## PROBLEM DETAILS
What number of lines contain the word "xlabel"? Reply with the number and nothing else.

## DATA
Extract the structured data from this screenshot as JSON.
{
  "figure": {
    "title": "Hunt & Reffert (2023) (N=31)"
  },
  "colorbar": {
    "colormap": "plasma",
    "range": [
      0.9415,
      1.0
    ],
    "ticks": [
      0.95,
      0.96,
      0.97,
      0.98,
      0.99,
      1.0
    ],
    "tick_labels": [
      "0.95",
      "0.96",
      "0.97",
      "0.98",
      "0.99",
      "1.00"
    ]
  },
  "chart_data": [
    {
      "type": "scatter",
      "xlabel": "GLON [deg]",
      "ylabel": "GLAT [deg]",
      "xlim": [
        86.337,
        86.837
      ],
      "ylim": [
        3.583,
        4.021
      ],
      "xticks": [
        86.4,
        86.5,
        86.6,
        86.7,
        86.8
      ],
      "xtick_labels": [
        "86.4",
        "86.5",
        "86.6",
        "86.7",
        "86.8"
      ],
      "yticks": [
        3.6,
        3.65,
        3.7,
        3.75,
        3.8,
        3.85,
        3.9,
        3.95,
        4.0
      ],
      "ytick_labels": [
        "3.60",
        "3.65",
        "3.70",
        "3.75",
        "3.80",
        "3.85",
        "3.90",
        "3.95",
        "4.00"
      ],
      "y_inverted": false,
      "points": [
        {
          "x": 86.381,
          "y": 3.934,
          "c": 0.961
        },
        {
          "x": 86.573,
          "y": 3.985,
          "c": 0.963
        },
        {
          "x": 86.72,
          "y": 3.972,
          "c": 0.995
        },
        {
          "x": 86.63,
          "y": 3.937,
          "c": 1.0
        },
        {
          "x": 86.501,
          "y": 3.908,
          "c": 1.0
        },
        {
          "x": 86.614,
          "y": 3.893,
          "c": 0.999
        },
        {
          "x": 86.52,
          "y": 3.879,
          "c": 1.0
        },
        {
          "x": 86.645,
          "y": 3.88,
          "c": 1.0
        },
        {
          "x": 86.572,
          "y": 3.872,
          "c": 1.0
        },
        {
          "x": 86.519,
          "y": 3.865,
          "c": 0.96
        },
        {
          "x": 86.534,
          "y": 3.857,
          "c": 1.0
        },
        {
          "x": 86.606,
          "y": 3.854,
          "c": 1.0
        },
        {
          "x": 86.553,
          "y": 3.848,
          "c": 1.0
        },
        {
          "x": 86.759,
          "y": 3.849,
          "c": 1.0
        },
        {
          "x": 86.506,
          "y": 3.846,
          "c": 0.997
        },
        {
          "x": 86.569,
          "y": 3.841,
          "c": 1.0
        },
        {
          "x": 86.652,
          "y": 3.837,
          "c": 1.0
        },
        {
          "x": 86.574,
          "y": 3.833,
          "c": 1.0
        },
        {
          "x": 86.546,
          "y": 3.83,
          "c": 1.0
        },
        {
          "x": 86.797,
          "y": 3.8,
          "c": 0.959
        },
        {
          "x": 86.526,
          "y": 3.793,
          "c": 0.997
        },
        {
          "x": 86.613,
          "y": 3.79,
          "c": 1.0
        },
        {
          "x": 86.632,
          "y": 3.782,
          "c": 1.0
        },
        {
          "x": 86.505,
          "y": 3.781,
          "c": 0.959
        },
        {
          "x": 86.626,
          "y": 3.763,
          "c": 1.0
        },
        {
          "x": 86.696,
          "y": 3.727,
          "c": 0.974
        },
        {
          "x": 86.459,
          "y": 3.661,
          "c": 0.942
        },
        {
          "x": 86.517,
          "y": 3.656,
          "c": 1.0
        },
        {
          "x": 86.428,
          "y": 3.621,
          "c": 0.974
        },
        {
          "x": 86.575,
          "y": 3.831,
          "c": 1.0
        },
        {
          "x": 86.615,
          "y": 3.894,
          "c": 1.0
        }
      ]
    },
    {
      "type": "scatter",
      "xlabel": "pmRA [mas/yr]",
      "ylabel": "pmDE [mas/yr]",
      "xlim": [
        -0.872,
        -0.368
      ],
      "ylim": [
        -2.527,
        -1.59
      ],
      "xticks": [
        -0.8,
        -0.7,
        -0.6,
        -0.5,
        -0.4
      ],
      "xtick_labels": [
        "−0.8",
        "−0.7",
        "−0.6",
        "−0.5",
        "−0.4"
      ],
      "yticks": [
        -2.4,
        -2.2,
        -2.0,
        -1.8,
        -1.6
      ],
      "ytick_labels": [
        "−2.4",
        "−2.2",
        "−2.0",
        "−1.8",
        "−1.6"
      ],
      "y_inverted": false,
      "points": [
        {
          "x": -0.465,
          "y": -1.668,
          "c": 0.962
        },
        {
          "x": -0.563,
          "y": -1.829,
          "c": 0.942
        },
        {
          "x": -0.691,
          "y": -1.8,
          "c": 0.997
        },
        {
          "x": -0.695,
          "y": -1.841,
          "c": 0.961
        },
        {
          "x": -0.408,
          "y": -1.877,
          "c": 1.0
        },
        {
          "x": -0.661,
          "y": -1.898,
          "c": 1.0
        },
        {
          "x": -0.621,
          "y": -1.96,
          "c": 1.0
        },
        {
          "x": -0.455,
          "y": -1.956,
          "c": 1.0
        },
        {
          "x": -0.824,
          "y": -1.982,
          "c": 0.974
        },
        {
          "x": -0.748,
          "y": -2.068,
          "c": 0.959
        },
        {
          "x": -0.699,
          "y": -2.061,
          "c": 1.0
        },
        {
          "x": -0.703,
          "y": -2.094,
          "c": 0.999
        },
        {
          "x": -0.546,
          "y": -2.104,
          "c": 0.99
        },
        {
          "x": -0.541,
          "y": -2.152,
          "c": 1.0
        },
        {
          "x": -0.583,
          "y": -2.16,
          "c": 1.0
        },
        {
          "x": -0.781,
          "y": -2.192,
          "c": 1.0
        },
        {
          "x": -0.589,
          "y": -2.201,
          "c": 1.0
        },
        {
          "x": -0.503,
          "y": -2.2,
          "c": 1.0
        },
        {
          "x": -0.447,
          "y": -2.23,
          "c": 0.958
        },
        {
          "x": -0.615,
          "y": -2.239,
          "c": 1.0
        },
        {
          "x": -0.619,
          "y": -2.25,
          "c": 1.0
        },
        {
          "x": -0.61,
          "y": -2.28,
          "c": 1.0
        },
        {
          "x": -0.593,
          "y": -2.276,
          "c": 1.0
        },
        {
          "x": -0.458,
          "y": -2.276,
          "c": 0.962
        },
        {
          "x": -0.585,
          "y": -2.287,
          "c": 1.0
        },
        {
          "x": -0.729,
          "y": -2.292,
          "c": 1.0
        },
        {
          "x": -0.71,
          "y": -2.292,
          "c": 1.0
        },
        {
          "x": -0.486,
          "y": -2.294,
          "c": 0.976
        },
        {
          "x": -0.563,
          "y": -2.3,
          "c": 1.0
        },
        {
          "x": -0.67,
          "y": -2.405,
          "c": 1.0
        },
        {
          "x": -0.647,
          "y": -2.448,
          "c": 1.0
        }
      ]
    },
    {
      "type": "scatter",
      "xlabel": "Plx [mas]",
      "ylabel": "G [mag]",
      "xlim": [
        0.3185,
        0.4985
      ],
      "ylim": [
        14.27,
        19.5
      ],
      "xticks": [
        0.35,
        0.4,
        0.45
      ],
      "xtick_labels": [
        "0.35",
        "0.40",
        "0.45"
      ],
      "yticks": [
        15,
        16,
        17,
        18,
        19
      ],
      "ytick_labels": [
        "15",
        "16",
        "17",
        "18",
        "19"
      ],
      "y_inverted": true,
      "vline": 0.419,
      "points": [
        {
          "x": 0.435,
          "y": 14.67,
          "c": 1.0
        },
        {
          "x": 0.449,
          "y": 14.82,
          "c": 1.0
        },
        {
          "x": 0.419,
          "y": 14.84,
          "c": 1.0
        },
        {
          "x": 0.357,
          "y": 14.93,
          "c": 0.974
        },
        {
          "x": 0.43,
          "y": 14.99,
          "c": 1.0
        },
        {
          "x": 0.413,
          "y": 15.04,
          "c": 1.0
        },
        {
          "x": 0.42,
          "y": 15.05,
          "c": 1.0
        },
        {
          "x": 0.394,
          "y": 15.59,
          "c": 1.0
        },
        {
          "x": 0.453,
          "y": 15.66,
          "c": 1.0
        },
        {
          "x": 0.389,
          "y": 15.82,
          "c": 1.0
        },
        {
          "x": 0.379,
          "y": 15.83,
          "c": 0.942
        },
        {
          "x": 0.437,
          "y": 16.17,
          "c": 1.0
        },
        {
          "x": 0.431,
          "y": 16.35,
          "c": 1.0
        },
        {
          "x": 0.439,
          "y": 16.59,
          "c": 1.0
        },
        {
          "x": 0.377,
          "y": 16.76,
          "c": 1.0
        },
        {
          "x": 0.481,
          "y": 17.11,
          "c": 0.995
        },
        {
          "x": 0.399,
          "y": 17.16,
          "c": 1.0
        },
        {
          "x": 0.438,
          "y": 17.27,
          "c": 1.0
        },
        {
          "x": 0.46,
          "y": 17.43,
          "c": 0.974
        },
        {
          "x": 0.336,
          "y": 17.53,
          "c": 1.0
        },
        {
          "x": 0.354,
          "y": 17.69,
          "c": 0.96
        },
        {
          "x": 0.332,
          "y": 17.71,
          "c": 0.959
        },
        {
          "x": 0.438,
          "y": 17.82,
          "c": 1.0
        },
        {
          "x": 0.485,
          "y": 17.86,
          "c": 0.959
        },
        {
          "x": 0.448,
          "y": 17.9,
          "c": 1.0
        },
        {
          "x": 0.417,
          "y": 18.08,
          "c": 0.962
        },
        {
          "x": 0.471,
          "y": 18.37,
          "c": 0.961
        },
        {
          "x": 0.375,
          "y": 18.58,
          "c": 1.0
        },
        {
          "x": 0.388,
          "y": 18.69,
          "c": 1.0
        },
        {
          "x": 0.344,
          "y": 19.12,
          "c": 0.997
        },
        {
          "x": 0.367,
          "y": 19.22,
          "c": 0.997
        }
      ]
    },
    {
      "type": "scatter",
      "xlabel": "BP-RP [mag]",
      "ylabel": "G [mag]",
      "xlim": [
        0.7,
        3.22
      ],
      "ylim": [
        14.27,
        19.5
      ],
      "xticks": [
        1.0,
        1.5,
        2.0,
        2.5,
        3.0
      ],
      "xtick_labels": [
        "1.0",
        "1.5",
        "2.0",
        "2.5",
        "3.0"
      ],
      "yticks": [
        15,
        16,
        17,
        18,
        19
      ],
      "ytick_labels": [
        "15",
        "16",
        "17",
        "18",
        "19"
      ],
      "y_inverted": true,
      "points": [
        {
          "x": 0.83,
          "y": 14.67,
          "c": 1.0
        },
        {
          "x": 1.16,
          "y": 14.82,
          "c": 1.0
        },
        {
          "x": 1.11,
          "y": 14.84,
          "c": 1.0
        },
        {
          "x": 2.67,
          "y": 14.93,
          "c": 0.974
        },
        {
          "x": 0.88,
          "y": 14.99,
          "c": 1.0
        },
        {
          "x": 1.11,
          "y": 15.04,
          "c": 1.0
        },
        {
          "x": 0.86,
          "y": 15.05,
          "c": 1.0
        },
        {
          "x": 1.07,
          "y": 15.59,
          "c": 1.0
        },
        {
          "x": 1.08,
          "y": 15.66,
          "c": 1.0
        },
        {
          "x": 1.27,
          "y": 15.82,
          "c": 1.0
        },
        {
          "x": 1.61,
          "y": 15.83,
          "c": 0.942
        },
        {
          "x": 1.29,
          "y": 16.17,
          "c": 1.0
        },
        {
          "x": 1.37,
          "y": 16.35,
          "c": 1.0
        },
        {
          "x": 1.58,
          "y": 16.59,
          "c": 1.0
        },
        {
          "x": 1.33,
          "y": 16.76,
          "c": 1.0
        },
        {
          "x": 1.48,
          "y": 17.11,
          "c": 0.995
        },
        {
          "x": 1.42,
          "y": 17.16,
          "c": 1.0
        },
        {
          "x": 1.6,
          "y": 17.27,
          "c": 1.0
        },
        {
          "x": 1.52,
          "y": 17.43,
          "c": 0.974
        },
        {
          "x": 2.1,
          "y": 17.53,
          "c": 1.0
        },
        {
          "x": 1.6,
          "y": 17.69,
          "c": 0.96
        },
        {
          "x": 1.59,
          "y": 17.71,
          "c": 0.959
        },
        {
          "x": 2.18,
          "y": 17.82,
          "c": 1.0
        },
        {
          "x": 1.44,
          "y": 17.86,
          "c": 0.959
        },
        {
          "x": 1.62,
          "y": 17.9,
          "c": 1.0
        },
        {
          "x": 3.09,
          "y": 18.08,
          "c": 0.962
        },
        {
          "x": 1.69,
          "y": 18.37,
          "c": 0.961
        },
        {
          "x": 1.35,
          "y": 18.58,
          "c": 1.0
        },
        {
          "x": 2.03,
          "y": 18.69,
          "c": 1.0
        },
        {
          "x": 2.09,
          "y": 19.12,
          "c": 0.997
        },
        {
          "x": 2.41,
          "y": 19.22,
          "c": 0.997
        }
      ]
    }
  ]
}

## RESULT
4